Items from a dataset
%%
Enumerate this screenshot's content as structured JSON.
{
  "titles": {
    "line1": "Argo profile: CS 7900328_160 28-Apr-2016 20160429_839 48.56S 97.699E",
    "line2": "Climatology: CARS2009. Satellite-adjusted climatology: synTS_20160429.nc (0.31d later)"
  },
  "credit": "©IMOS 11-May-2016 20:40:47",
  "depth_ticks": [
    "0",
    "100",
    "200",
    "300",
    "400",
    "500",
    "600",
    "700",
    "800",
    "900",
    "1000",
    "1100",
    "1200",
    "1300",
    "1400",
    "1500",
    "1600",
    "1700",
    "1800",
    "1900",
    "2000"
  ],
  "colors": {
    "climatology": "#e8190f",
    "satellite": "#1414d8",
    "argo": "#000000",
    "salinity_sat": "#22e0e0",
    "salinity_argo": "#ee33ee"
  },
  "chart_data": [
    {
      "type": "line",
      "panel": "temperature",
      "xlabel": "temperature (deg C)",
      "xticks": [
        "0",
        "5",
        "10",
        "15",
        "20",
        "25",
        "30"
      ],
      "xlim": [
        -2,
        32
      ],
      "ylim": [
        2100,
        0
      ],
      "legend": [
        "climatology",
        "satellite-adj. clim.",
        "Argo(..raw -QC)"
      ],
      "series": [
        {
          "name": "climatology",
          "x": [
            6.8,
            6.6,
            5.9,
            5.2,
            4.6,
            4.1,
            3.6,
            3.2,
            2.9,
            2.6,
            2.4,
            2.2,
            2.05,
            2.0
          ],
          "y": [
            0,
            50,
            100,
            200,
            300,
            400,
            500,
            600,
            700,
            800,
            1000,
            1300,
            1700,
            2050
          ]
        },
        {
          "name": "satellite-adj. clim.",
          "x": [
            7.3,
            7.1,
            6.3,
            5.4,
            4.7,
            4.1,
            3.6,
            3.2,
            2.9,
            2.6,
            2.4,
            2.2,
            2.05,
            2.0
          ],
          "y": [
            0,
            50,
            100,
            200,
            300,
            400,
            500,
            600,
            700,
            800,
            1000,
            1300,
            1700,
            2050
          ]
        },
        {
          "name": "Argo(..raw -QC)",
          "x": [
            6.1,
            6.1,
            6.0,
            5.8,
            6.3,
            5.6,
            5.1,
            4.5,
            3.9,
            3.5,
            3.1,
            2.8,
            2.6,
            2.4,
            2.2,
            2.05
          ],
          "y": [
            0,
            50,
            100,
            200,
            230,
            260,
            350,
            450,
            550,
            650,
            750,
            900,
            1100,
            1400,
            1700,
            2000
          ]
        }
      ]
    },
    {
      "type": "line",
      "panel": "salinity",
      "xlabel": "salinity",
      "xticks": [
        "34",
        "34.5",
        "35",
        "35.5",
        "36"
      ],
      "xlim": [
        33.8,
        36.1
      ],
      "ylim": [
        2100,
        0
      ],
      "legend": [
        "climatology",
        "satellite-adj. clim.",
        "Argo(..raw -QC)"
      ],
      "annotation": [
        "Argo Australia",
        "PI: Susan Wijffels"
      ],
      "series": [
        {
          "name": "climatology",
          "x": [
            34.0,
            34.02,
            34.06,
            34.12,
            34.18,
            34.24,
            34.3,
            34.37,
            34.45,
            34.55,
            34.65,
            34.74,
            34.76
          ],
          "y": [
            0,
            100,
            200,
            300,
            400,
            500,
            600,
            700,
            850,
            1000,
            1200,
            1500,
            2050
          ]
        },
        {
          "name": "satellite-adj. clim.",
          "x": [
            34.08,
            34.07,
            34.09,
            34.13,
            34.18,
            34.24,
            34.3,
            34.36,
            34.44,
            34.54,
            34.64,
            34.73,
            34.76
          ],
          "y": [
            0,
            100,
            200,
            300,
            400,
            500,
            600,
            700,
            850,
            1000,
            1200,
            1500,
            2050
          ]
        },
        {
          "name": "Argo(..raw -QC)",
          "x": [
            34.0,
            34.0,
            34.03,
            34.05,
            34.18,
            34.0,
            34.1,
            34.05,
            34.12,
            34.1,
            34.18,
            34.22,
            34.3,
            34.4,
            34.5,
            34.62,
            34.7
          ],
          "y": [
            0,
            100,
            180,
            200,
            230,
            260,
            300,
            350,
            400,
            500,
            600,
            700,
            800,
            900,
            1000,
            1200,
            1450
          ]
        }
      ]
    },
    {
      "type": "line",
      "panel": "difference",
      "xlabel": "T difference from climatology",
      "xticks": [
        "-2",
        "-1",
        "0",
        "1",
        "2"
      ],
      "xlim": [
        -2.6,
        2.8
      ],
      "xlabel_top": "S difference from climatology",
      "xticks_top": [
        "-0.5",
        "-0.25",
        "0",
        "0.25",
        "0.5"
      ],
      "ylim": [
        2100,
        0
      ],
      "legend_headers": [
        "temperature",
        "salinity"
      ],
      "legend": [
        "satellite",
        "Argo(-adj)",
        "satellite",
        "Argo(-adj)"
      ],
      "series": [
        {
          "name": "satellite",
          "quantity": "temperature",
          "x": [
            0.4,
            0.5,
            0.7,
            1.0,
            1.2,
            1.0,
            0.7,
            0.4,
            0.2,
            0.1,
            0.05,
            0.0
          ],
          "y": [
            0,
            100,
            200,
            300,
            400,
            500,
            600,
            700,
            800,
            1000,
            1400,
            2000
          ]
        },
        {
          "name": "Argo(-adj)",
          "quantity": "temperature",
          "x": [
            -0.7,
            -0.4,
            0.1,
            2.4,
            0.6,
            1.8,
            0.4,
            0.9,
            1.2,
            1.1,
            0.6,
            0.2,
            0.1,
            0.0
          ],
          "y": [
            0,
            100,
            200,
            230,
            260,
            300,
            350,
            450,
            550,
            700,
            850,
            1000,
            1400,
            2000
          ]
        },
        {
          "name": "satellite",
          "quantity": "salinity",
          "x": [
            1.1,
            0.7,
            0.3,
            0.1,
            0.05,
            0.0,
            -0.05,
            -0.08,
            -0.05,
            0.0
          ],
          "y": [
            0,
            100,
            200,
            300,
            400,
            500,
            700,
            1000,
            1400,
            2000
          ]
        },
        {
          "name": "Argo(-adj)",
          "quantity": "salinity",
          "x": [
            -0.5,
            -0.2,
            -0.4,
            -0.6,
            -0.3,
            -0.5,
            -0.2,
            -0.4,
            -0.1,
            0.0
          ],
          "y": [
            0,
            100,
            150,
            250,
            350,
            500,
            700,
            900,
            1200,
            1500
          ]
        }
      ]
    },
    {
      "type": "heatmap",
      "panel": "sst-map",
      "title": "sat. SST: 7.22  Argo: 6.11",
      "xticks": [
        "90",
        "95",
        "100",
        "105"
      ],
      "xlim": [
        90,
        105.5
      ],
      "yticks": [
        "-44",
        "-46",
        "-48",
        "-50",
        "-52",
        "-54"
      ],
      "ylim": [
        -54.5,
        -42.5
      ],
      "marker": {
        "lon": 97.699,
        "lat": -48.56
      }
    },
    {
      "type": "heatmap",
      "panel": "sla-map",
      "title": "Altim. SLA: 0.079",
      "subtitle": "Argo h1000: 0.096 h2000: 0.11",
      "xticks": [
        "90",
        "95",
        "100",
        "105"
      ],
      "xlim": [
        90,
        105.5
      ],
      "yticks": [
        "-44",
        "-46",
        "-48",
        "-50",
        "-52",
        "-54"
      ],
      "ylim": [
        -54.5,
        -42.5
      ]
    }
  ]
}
%%
Your task →
Produce an exact copy of the whole listing.

Answer to the task →
Enumerate this screenshot's content as structured JSON.
{
  "titles": {
    "line1": "Argo profile: CS 7900328_160 28-Apr-2016 20160429_839 48.56S 97.699E",
    "line2": "Climatology: CARS2009. Satellite-adjusted climatology: synTS_20160429.nc (0.31d later)"
  },
  "credit": "©IMOS 11-May-2016 20:40:47",
  "depth_ticks": [
    "0",
    "100",
    "200",
    "300",
    "400",
    "500",
    "600",
    "700",
    "800",
    "900",
    "1000",
    "1100",
    "1200",
    "1300",
    "1400",
    "1500",
    "1600",
    "1700",
    "1800",
    "1900",
    "2000"
  ],
  "colors": {
    "climatology": "#e8190f",
    "satellite": "#1414d8",
    "argo": "#000000",
    "salinity_sat": "#22e0e0",
    "salinity_argo": "#ee33ee"
  },
  "chart_data": [
    {
      "type": "line",
      "panel": "temperature",
      "xlabel": "temperature (deg C)",
      "xticks": [
        "0",
        "5",
        "10",
        "15",
        "20",
        "25",
        "30"
      ],
      "xlim": [
        -2,
        32
      ],
      "ylim": [
        2100,
        0
      ],
      "legend": [
        "climatology",
        "satellite-adj. clim.",
        "Argo(..raw -QC)"
      ],
      "series": [
        {
          "name": "climatology",
          "x": [
            6.8,
            6.6,
            5.9,
            5.2,
            4.6,
            4.1,
            3.6,
            3.2,
            2.9,
            2.6,
            2.4,
            2.2,
            2.05,
            2.0
          ],
          "y": [
            0,
            50,
            100,
            200,
            300,
            400,
            500,
            600,
            700,
            800,
            1000,
            1300,
            1700,
            2050
          ]
        },
        {
          "name": "satellite-adj. clim.",
          "x": [
            7.3,
            7.1,
            6.3,
            5.4,
            4.7,
            4.1,
            3.6,
            3.2,
            2.9,
            2.6,
            2.4,
            2.2,
            2.05,
            2.0
          ],
          "y": [
            0,
            50,
            100,
            200,
            300,
            400,
            500,
            600,
            700,
            800,
            1000,
            1300,
            1700,
            2050
          ]
        },
        {
          "name": "Argo(..raw -QC)",
          "x": [
            6.1,
            6.1,
            6.0,
            5.8,
            6.3,
            5.6,
            5.1,
            4.5,
            3.9,
            3.5,
            3.1,
            2.8,
            2.6,
            2.4,
            2.2,
            2.05
          ],
          "y": [
            0,
            50,
            100,
            200,
            230,
            260,
            350,
            450,
            550,
            650,
            750,
            900,
            1100,
            1400,
            1700,
            2000
          ]
        }
      ]
    },
    {
      "type": "line",
      "panel": "salinity",
      "xlabel": "salinity",
      "xticks": [
        "34",
        "34.5",
        "35",
        "35.5",
        "36"
      ],
      "xlim": [
        33.8,
        36.1
      ],
      "ylim": [
        2100,
        0
      ],
      "legend": [
        "climatology",
        "satellite-adj. clim.",
        "Argo(..raw -QC)"
      ],
      "annotation": [
        "Argo Australia",
        "PI: Susan Wijffels"
      ],
      "series": [
        {
          "name": "climatology",
          "x": [
            34.0,
            34.02,
            34.06,
            34.12,
            34.18,
            34.24,
            34.3,
            34.37,
            34.45,
            34.55,
            34.65,
            34.74,
            34.76
          ],
          "y": [
            0,
            100,
            200,
            300,
            400,
            500,
            600,
            700,
            850,
            1000,
            1200,
            1500,
            2050
          ]
        },
        {
          "name": "satellite-adj. clim.",
          "x": [
            34.08,
            34.07,
            34.09,
            34.13,
            34.18,
            34.24,
            34.3,
            34.36,
            34.44,
            34.54,
            34.64,
            34.73,
            34.76
          ],
          "y": [
            0,
            100,
            200,
            300,
            400,
            500,
            600,
            700,
            850,
            1000,
            1200,
            1500,
            2050
          ]
        },
        {
          "name": "Argo(..raw -QC)",
          "x": [
            34.0,
            34.0,
            34.03,
            34.05,
            34.18,
            34.0,
            34.1,
            34.05,
            34.12,
            34.1,
            34.18,
            34.22,
            34.3,
            34.4,
            34.5,
            34.62,
            34.7
          ],
          "y": [
            0,
            100,
            180,
            200,
            230,
            260,
            300,
            350,
            400,
            500,
            600,
            700,
            800,
            900,
            1000,
            1200,
            1450
          ]
        }
      ]
    },
    {
      "type": "line",
      "panel": "difference",
      "xlabel": "T difference from climatology",
      "xticks": [
        "-2",
        "-1",
        "0",
        "1",
        "2"
      ],
      "xlim": [
        -2.6,
        2.8
      ],
      "xlabel_top": "S difference from climatology",
      "xticks_top": [
        "-0.5",
        "-0.25",
        "0",
        "0.25",
        "0.5"
      ],
      "ylim": [
        2100,
        0
      ],
      "legend_headers": [
        "temperature",
        "salinity"
      ],
      "legend": [
        "satellite",
        "Argo(-adj)",
        "satellite",
        "Argo(-adj)"
      ],
      "series": [
        {
          "name": "satellite",
          "quantity": "temperature",
          "x": [
            0.4,
            0.5,
            0.7,
            1.0,
            1.2,
            1.0,
            0.7,
            0.4,
            0.2,
            0.1,
            0.05,
            0.0
          ],
          "y": [
            0,
            100,
            200,
            300,
            400,
            500,
            600,
            700,
            800,
            1000,
            1400,
            2000
          ]
        },
        {
          "name": "Argo(-adj)",
          "quantity": "temperature",
          "x": [
            -0.7,
            -0.4,
            0.1,
            2.4,
            0.6,
            1.8,
            0.4,
            0.9,
            1.2,
            1.1,
            0.6,
            0.2,
            0.1,
            0.0
          ],
          "y": [
            0,
            100,
            200,
            230,
            260,
            300,
            350,
            450,
            550,
            700,
            850,
            1000,
            1400,
            2000
          ]
        },
        {
          "name": "satellite",
          "quantity": "salinity",
          "x": [
            1.1,
            0.7,
            0.3,
            0.1,
            0.05,
            0.0,
            -0.05,
            -0.08,
            -0.05,
            0.0
          ],
          "y": [
            0,
            100,
            200,
            300,
            400,
            500,
            700,
            1000,
            1400,
            2000
          ]
        },
        {
          "name": "Argo(-adj)",
          "quantity": "salinity",
          "x": [
            -0.5,
            -0.2,
            -0.4,
            -0.6,
            -0.3,
            -0.5,
            -0.2,
            -0.4,
            -0.1,
            0.0
          ],
          "y": [
            0,
            100,
            150,
            250,
            350,
            500,
            700,
            900,
            1200,
            1500
          ]
        }
      ]
    },
    {
      "type": "heatmap",
      "panel": "sst-map",
      "title": "sat. SST: 7.22  Argo: 6.11",
      "xticks": [
        "90",
        "95",
        "100",
        "105"
      ],
      "xlim": [
        90,
        105.5
      ],
      "yticks": [
        "-44",
        "-46",
        "-48",
        "-50",
        "-52",
        "-54"
      ],
      "ylim": [
        -54.5,
        -42.5
      ],
      "marker": {
        "lon": 97.699,
        "lat": -48.56
      }
    },
    {
      "type": "heatmap",
      "panel": "sla-map",
      "title": "Altim. SLA: 0.079",
      "subtitle": "Argo h1000: 0.096 h2000: 0.11",
      "xticks": [
        "90",
        "95",
        "100",
        "105"
      ],
      "xlim": [
        90,
        105.5
      ],
      "yticks": [
        "-44",
        "-46",
        "-48",
        "-50",
        "-52",
        "-54"
      ],
      "ylim": [
        -54.5,
        -42.5
      ]
    }
  ]
}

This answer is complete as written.